AVAILABLE DATA ->
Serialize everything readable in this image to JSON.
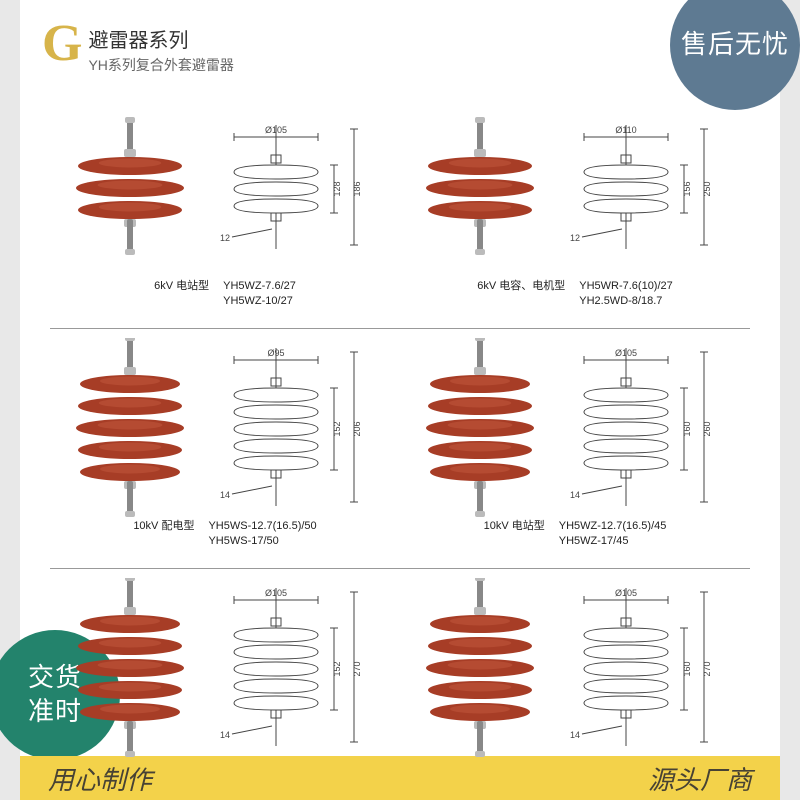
{
  "header": {
    "letter": "G",
    "title": "避雷器系列",
    "subtitle": "YH系列复合外套避雷器"
  },
  "badges": {
    "topRight": "售后无忧",
    "bottomLeft": "交货\n准时"
  },
  "footer": {
    "left": "用心制作",
    "right": "源头厂商"
  },
  "insulator": {
    "body_color": "#a73d26",
    "hilite_color": "#c45a3d",
    "rod_color": "#888888",
    "tip_color": "#bbbbbb"
  },
  "diagram": {
    "line_color": "#444444",
    "text_color": "#333333",
    "font_size": 9
  },
  "items": [
    {
      "side": "L",
      "row": 1,
      "disks": 3,
      "cap_left": "6kV 电站型",
      "cap_right_lines": [
        "YH5WZ-7.6/27",
        "YH5WZ-10/27"
      ],
      "diag": {
        "topDia": "Ø105",
        "height1": "128",
        "height2": "186",
        "thread": "M12"
      }
    },
    {
      "side": "R",
      "row": 1,
      "disks": 3,
      "cap_left": "6kV 电容、电机型",
      "cap_right_lines": [
        "YH5WR-7.6(10)/27",
        "YH2.5WD-8/18.7"
      ],
      "diag": {
        "topDia": "Ø110",
        "height1": "156",
        "height2": "250",
        "thread": "M12"
      }
    },
    {
      "side": "L",
      "row": 2,
      "disks": 5,
      "cap_left": "10kV 配电型",
      "cap_right_lines": [
        "YH5WS-12.7(16.5)/50",
        "YH5WS-17/50"
      ],
      "diag": {
        "topDia": "Ø95",
        "height1": "152",
        "height2": "206",
        "thread": "M14"
      }
    },
    {
      "side": "R",
      "row": 2,
      "disks": 5,
      "cap_left": "10kV 电站型",
      "cap_right_lines": [
        "YH5WZ-12.7(16.5)/45",
        "YH5WZ-17/45"
      ],
      "diag": {
        "topDia": "Ø105",
        "height1": "160",
        "height2": "260",
        "thread": "M14"
      }
    },
    {
      "side": "L",
      "row": 3,
      "disks": 5,
      "cap_left": "",
      "cap_right_lines": [],
      "diag": {
        "topDia": "Ø105",
        "height1": "152",
        "height2": "270",
        "thread": "M14"
      }
    },
    {
      "side": "R",
      "row": 3,
      "disks": 5,
      "cap_left": "",
      "cap_right_lines": [],
      "diag": {
        "topDia": "Ø105",
        "height1": "160",
        "height2": "270",
        "thread": "M14"
      }
    }
  ]
}
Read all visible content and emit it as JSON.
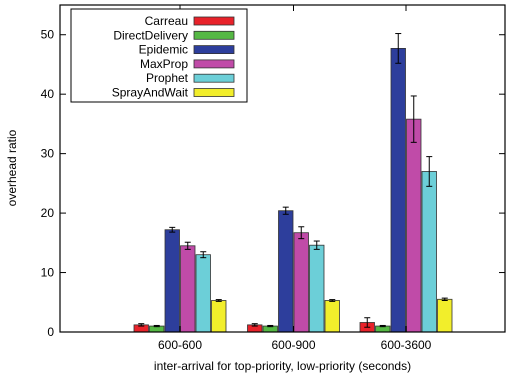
{
  "chart_data": {
    "type": "bar",
    "title": "",
    "xlabel": "inter-arrival for top-priority, low-priority (seconds)",
    "ylabel": "overhead ratio",
    "ylim": [
      0,
      55
    ],
    "yticks": [
      0,
      10,
      20,
      30,
      40,
      50
    ],
    "grid": false,
    "legend_position": "top-left",
    "categories": [
      "600-600",
      "600-900",
      "600-3600"
    ],
    "series": [
      {
        "name": "Carreau",
        "color": "#e8222a",
        "values": [
          1.2,
          1.2,
          1.6
        ],
        "errors": [
          0.2,
          0.2,
          0.8
        ]
      },
      {
        "name": "DirectDelivery",
        "color": "#55b844",
        "values": [
          1.0,
          1.0,
          1.0
        ],
        "errors": [
          0.1,
          0.1,
          0.1
        ]
      },
      {
        "name": "Epidemic",
        "color": "#2d3e9c",
        "values": [
          17.2,
          20.4,
          47.7
        ],
        "errors": [
          0.4,
          0.6,
          2.5
        ]
      },
      {
        "name": "MaxProp",
        "color": "#c04ba8",
        "values": [
          14.5,
          16.7,
          35.8
        ],
        "errors": [
          0.6,
          1.0,
          3.9
        ]
      },
      {
        "name": "Prophet",
        "color": "#6ccfd8",
        "values": [
          13.0,
          14.6,
          27.0
        ],
        "errors": [
          0.5,
          0.7,
          2.5
        ]
      },
      {
        "name": "SprayAndWait",
        "color": "#f2ee2b",
        "values": [
          5.3,
          5.3,
          5.5
        ],
        "errors": [
          0.15,
          0.15,
          0.2
        ]
      }
    ]
  }
}
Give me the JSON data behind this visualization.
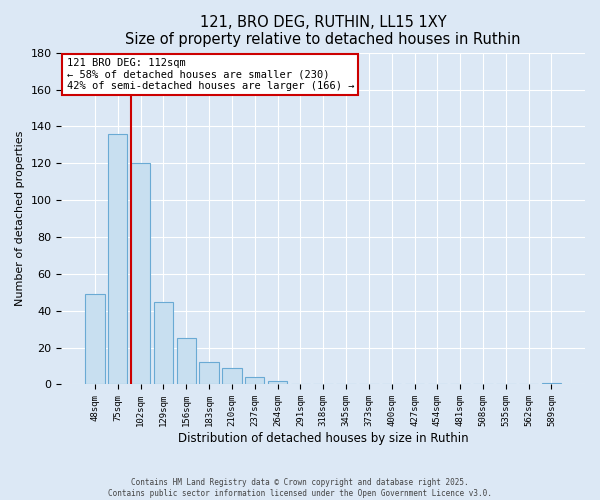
{
  "title": "121, BRO DEG, RUTHIN, LL15 1XY",
  "subtitle": "Size of property relative to detached houses in Ruthin",
  "xlabel": "Distribution of detached houses by size in Ruthin",
  "ylabel": "Number of detached properties",
  "bar_labels": [
    "48sqm",
    "75sqm",
    "102sqm",
    "129sqm",
    "156sqm",
    "183sqm",
    "210sqm",
    "237sqm",
    "264sqm",
    "291sqm",
    "318sqm",
    "345sqm",
    "373sqm",
    "400sqm",
    "427sqm",
    "454sqm",
    "481sqm",
    "508sqm",
    "535sqm",
    "562sqm",
    "589sqm"
  ],
  "bar_values": [
    49,
    136,
    120,
    45,
    25,
    12,
    9,
    4,
    2,
    0,
    0,
    0,
    0,
    0,
    0,
    0,
    0,
    0,
    0,
    0,
    1
  ],
  "bar_color": "#c8dff0",
  "bar_edge_color": "#6aaad4",
  "vline_color": "#cc0000",
  "annotation_title": "121 BRO DEG: 112sqm",
  "annotation_line1": "← 58% of detached houses are smaller (230)",
  "annotation_line2": "42% of semi-detached houses are larger (166) →",
  "ylim": [
    0,
    180
  ],
  "yticks": [
    0,
    20,
    40,
    60,
    80,
    100,
    120,
    140,
    160,
    180
  ],
  "bg_color": "#dce8f5",
  "grid_color": "#c0d0e0",
  "footer_line1": "Contains HM Land Registry data © Crown copyright and database right 2025.",
  "footer_line2": "Contains public sector information licensed under the Open Government Licence v3.0."
}
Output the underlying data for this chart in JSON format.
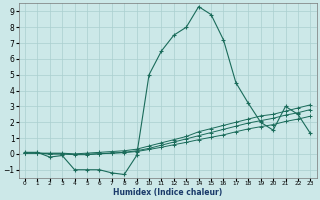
{
  "xlabel": "Humidex (Indice chaleur)",
  "background_color": "#cce8e8",
  "grid_color": "#aacfcf",
  "line_color": "#1a6b5a",
  "xlim": [
    -0.5,
    23.5
  ],
  "ylim": [
    -1.5,
    9.5
  ],
  "xticks": [
    0,
    1,
    2,
    3,
    4,
    5,
    6,
    7,
    8,
    9,
    10,
    11,
    12,
    13,
    14,
    15,
    16,
    17,
    18,
    19,
    20,
    21,
    22,
    23
  ],
  "yticks": [
    -1,
    0,
    1,
    2,
    3,
    4,
    5,
    6,
    7,
    8,
    9
  ],
  "series": [
    [
      0.1,
      0.1,
      -0.2,
      -0.1,
      -1.0,
      -1.0,
      -1.0,
      -1.2,
      -1.3,
      -0.1,
      5.0,
      6.5,
      7.5,
      8.0,
      9.3,
      8.8,
      7.2,
      4.5,
      3.2,
      2.0,
      1.5,
      3.0,
      2.5,
      1.3
    ],
    [
      0.05,
      0.05,
      0.05,
      0.05,
      0.0,
      0.05,
      0.1,
      0.15,
      0.2,
      0.3,
      0.5,
      0.7,
      0.9,
      1.1,
      1.4,
      1.6,
      1.8,
      2.0,
      2.2,
      2.4,
      2.5,
      2.7,
      2.9,
      3.1
    ],
    [
      0.05,
      0.05,
      0.0,
      0.0,
      -0.05,
      -0.05,
      0.0,
      0.05,
      0.1,
      0.2,
      0.35,
      0.55,
      0.75,
      0.95,
      1.15,
      1.35,
      1.55,
      1.75,
      1.95,
      2.1,
      2.25,
      2.45,
      2.6,
      2.8
    ],
    [
      0.05,
      0.05,
      0.0,
      0.0,
      -0.02,
      -0.02,
      0.02,
      0.05,
      0.08,
      0.15,
      0.28,
      0.42,
      0.58,
      0.73,
      0.9,
      1.05,
      1.2,
      1.4,
      1.58,
      1.72,
      1.85,
      2.05,
      2.2,
      2.38
    ]
  ]
}
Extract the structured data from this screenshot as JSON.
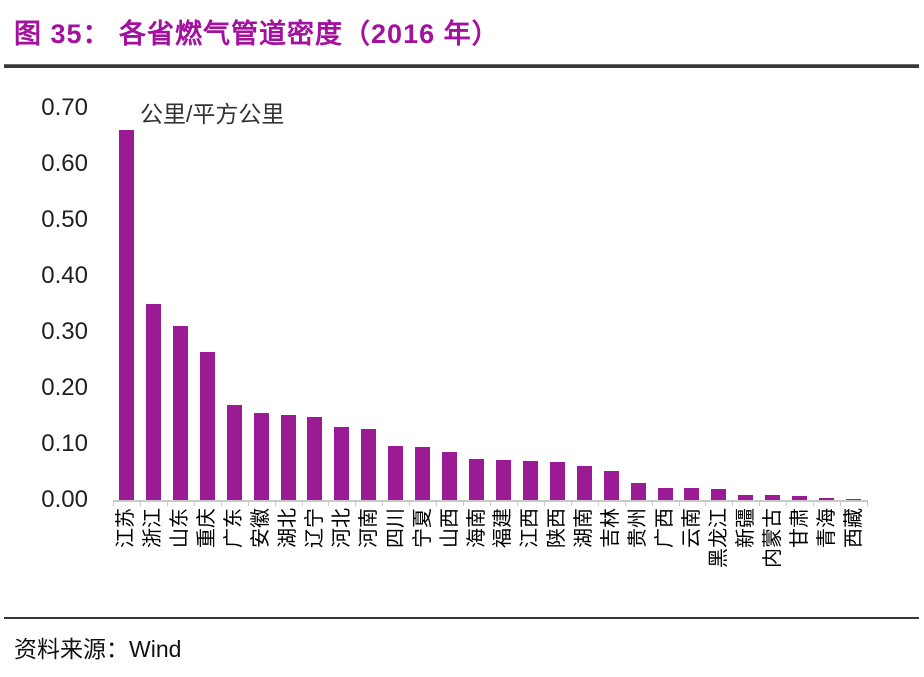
{
  "page": {
    "title": "图 35： 各省燃气管道密度（2016 年）",
    "footer_label": "资料来源：",
    "footer_source": "Wind"
  },
  "colors": {
    "title": "#A3119E",
    "bar": "#9A1B93",
    "axis": "#C9C9C9",
    "divider": "#383838",
    "tick_text": "#1F1F1F"
  },
  "chart_data": {
    "type": "bar",
    "title": "图 35： 各省燃气管道密度（2016 年）",
    "unit_label": "公里/平方公里",
    "xlabel": "",
    "ylabel": "公里/平方公里",
    "categories": [
      "江苏",
      "浙江",
      "山东",
      "重庆",
      "广东",
      "安徽",
      "湖北",
      "辽宁",
      "河北",
      "河南",
      "四川",
      "宁夏",
      "山西",
      "海南",
      "福建",
      "江西",
      "陕西",
      "湖南",
      "吉林",
      "贵州",
      "广西",
      "云南",
      "黑龙江",
      "新疆",
      "内蒙古",
      "甘肃",
      "青海",
      "西藏"
    ],
    "values": [
      0.66,
      0.35,
      0.31,
      0.265,
      0.17,
      0.155,
      0.151,
      0.149,
      0.13,
      0.127,
      0.096,
      0.095,
      0.086,
      0.073,
      0.071,
      0.069,
      0.067,
      0.06,
      0.051,
      0.03,
      0.021,
      0.021,
      0.019,
      0.009,
      0.009,
      0.007,
      0.003,
      0.001
    ],
    "ylim": [
      0,
      0.7
    ],
    "yticks": [
      "0.00",
      "0.10",
      "0.20",
      "0.30",
      "0.40",
      "0.50",
      "0.60",
      "0.70"
    ],
    "grid": false,
    "legend": "none",
    "bar_color": "#9A1B93",
    "source": "Wind"
  }
}
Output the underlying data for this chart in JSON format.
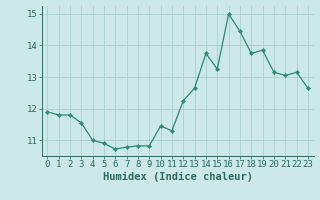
{
  "x": [
    0,
    1,
    2,
    3,
    4,
    5,
    6,
    7,
    8,
    9,
    10,
    11,
    12,
    13,
    14,
    15,
    16,
    17,
    18,
    19,
    20,
    21,
    22,
    23
  ],
  "y": [
    11.9,
    11.8,
    11.8,
    11.55,
    11.0,
    10.9,
    10.72,
    10.78,
    10.82,
    10.82,
    11.45,
    11.3,
    12.25,
    12.65,
    13.75,
    13.25,
    15.0,
    14.45,
    13.75,
    13.85,
    13.15,
    13.05,
    13.15,
    12.65
  ],
  "line_color": "#2e8b74",
  "marker": "D",
  "marker_size": 2.2,
  "bg_color": "#cce8e8",
  "grid_color": "#aacfcf",
  "axis_color": "#2e6b5e",
  "xlabel": "Humidex (Indice chaleur)",
  "ylim": [
    10.5,
    15.25
  ],
  "xlim": [
    -0.5,
    23.5
  ],
  "yticks": [
    11,
    12,
    13,
    14,
    15
  ],
  "xticks": [
    0,
    1,
    2,
    3,
    4,
    5,
    6,
    7,
    8,
    9,
    10,
    11,
    12,
    13,
    14,
    15,
    16,
    17,
    18,
    19,
    20,
    21,
    22,
    23
  ],
  "tick_fontsize": 6.5,
  "xlabel_fontsize": 7.5
}
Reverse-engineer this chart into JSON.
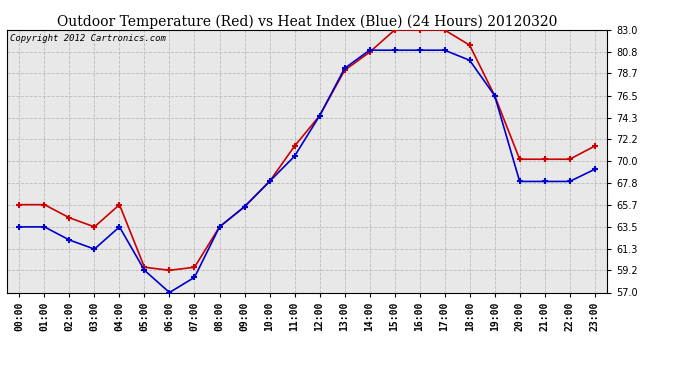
{
  "title": "Outdoor Temperature (Red) vs Heat Index (Blue) (24 Hours) 20120320",
  "copyright": "Copyright 2012 Cartronics.com",
  "x_labels": [
    "00:00",
    "01:00",
    "02:00",
    "03:00",
    "04:00",
    "05:00",
    "06:00",
    "07:00",
    "08:00",
    "09:00",
    "10:00",
    "11:00",
    "12:00",
    "13:00",
    "14:00",
    "15:00",
    "16:00",
    "17:00",
    "18:00",
    "19:00",
    "20:00",
    "21:00",
    "22:00",
    "23:00"
  ],
  "temp_red": [
    65.7,
    65.7,
    64.4,
    63.5,
    65.7,
    59.5,
    59.2,
    59.5,
    63.5,
    65.5,
    68.0,
    71.5,
    74.5,
    79.0,
    80.8,
    83.0,
    83.0,
    83.0,
    81.5,
    76.5,
    70.2,
    70.2,
    70.2,
    71.5
  ],
  "heat_blue": [
    63.5,
    63.5,
    62.2,
    61.3,
    63.5,
    59.2,
    57.0,
    58.5,
    63.5,
    65.5,
    68.0,
    70.5,
    74.5,
    79.2,
    81.0,
    81.0,
    81.0,
    81.0,
    80.0,
    76.5,
    68.0,
    68.0,
    68.0,
    69.2
  ],
  "ylim": [
    57.0,
    83.0
  ],
  "yticks": [
    57.0,
    59.2,
    61.3,
    63.5,
    65.7,
    67.8,
    70.0,
    72.2,
    74.3,
    76.5,
    78.7,
    80.8,
    83.0
  ],
  "bg_color": "#ffffff",
  "plot_bg_color": "#e8e8e8",
  "grid_color": "#bbbbbb",
  "red_color": "#cc0000",
  "blue_color": "#0000cc",
  "title_fontsize": 10,
  "copyright_fontsize": 6.5,
  "tick_fontsize": 7
}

THE TASK -> Search the entries for the word "JSON", then list each line that holds it.

ANSWER IN FULL ->
Serialize everything readable in this image to JSON.
Read all visible content and emit it as JSON.
Give me the JSON data behind this visualization.
Output the underlying data for this chart in JSON format.
Extract the structured data from this screenshot as JSON.
Output the underlying data for this chart in JSON format.
Reverse-engineer this chart into JSON.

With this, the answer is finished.